THE DATA

· · · ·

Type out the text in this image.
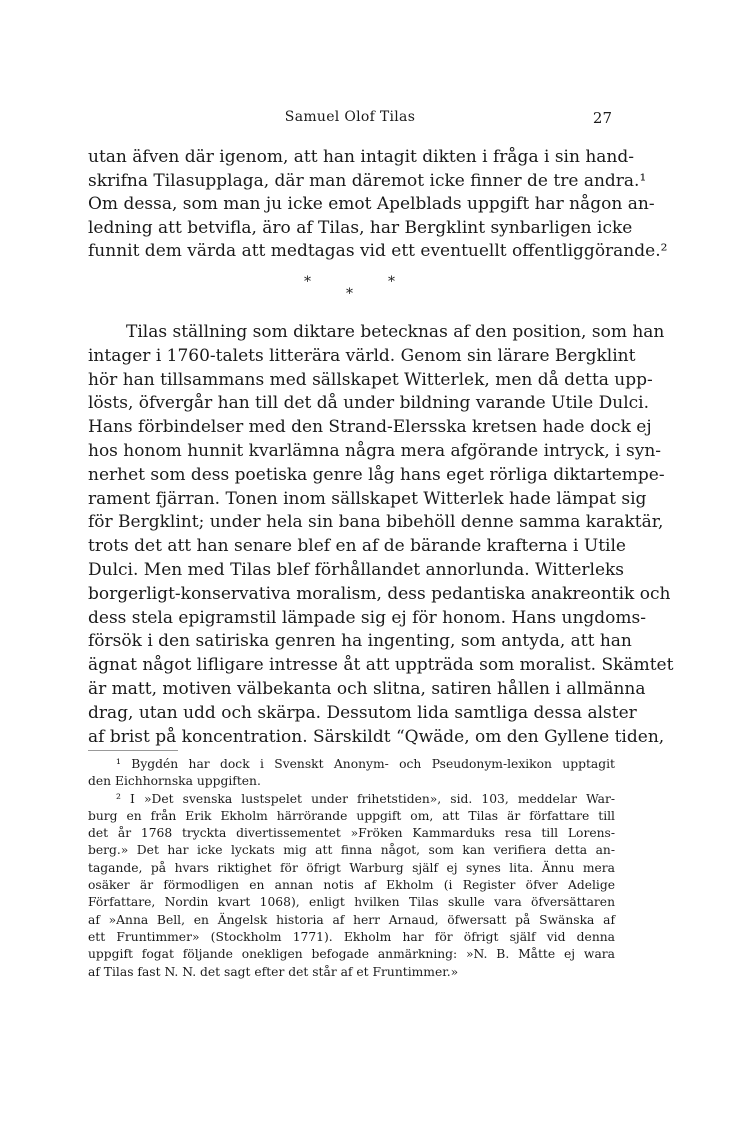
Samuel Olof Tilas	27
utan äfven där igenom, att han intagit dikten i fråga i sin hand-
skrifna Tilasupplaga, där man däremot icke finner de tre andra.¹
Om dessa, som man ju icke emot Apelblads uppgift har någon an-
ledning att betvifla, äro af Tilas, har Bergklint synbarligen icke
funnit dem värda att medtagas vid ett eventuellt offentliggörande.²
*	*
*
Tilas ställning som diktare betecknas af den position, som han
intager i 1760-talets litterära värld. Genom sin lärare Bergklint
hör han tillsammans med sällskapet Witterlek, men då detta upp-
lösts, öfvergår han till det då under bildning varande Utile Dulci.
Hans förbindelser med den Strand-Elersska kretsen hade dock ej
hos honom hunnit kvarlämna några mera afgörande intryck, i syn-
nerhet som dess poetiska genre låg hans eget rörliga diktartempe-
rament fjärran. Tonen inom sällskapet Witterlek hade lämpat sig
för Bergklint; under hela sin bana bibehöll denne samma karaktär,
trots det att han senare blef en af de bärande krafterna i Utile
Dulci. Men med Tilas blef förhållandet annorlunda. Witterleks
borgerligt-konservativa moralism, dess pedantiska anakreontik och
dess stela epigramstil lämpade sig ej för honom. Hans ungdoms-
försök i den satiriska genren ha ingenting, som antyda, att han
ägnat något lifligare intresse åt att uppträda som moralist. Skämtet
är matt, motiven välbekanta och slitna, satiren hållen i allmänna
drag, utan udd och skärpa. Dessutom lida samtliga dessa alster
af brist på koncentration. Särskildt “Qwäde, om den Gyllene tiden,
¹ Bygdén har dock i Svenskt Anonym- och Pseudonym-lexikon upptagit
den Eichhornska uppgiften.
² I »Det svenska lustspelet under frihetstiden», sid. 103, meddelar War-
burg en från Erik Ekholm härrörande uppgift om, att Tilas är författare till
det år 1768 tryckta divertissementet »Fröken Kammarduks resa till Lorens-
berg.» Det har icke lyckats mig att finna något, som kan verifiera detta an-
tagande, på hvars riktighet för öfrigt Warburg själf ej synes lita. Ännu mera
osäker är förmodligen en annan notis af Ekholm (i Register öfver Adelige
Författare, Nordin kvart 1068), enligt hvilken Tilas skulle vara öfversättaren
af »Anna Bell, en Ängelsk historia af herr Arnaud, öfwersatt på Swänska af
ett Fruntimmer» (Stockholm 1771). Ekholm har för öfrigt själf vid denna
uppgift fogat följande onekligen befogade anmärkning: »N. B. Måtte ej wara
af Tilas fast N. N. det sagt efter det står af et Fruntimmer.»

· · · ·

INSTRUCTIONS FOR THE TASK
Set down, word for word, the full listing above, and carry over no pictures.

SOLUTION TO THE EXERCISE
Type out the text in this image.
Samuel Olof Tilas	27
utan äfven där igenom, att han intagit dikten i fråga i sin hand-
skrifna Tilasupplaga, där man däremot icke finner de tre andra.¹
Om dessa, som man ju icke emot Apelblads uppgift har någon an-
ledning att betvifla, äro af Tilas, har Bergklint synbarligen icke
funnit dem värda att medtagas vid ett eventuellt offentliggörande.²
*	*
*
Tilas ställning som diktare betecknas af den position, som han
intager i 1760-talets litterära värld. Genom sin lärare Bergklint
hör han tillsammans med sällskapet Witterlek, men då detta upp-
lösts, öfvergår han till det då under bildning varande Utile Dulci.
Hans förbindelser med den Strand-Elersska kretsen hade dock ej
hos honom hunnit kvarlämna några mera afgörande intryck, i syn-
nerhet som dess poetiska genre låg hans eget rörliga diktartempe-
rament fjärran. Tonen inom sällskapet Witterlek hade lämpat sig
för Bergklint; under hela sin bana bibehöll denne samma karaktär,
trots det att han senare blef en af de bärande krafterna i Utile
Dulci. Men med Tilas blef förhållandet annorlunda. Witterleks
borgerligt-konservativa moralism, dess pedantiska anakreontik och
dess stela epigramstil lämpade sig ej för honom. Hans ungdoms-
försök i den satiriska genren ha ingenting, som antyda, att han
ägnat något lifligare intresse åt att uppträda som moralist. Skämtet
är matt, motiven välbekanta och slitna, satiren hållen i allmänna
drag, utan udd och skärpa. Dessutom lida samtliga dessa alster
af brist på koncentration. Särskildt “Qwäde, om den Gyllene tiden,
¹ Bygdén har dock i Svenskt Anonym- och Pseudonym-lexikon upptagit
den Eichhornska uppgiften.
² I »Det svenska lustspelet under frihetstiden», sid. 103, meddelar War-
burg en från Erik Ekholm härrörande uppgift om, att Tilas är författare till
det år 1768 tryckta divertissementet »Fröken Kammarduks resa till Lorens-
berg.» Det har icke lyckats mig att finna något, som kan verifiera detta an-
tagande, på hvars riktighet för öfrigt Warburg själf ej synes lita. Ännu mera
osäker är förmodligen en annan notis af Ekholm (i Register öfver Adelige
Författare, Nordin kvart 1068), enligt hvilken Tilas skulle vara öfversättaren
af »Anna Bell, en Ängelsk historia af herr Arnaud, öfwersatt på Swänska af
ett Fruntimmer» (Stockholm 1771). Ekholm har för öfrigt själf vid denna
uppgift fogat följande onekligen befogade anmärkning: »N. B. Måtte ej wara
af Tilas fast N. N. det sagt efter det står af et Fruntimmer.»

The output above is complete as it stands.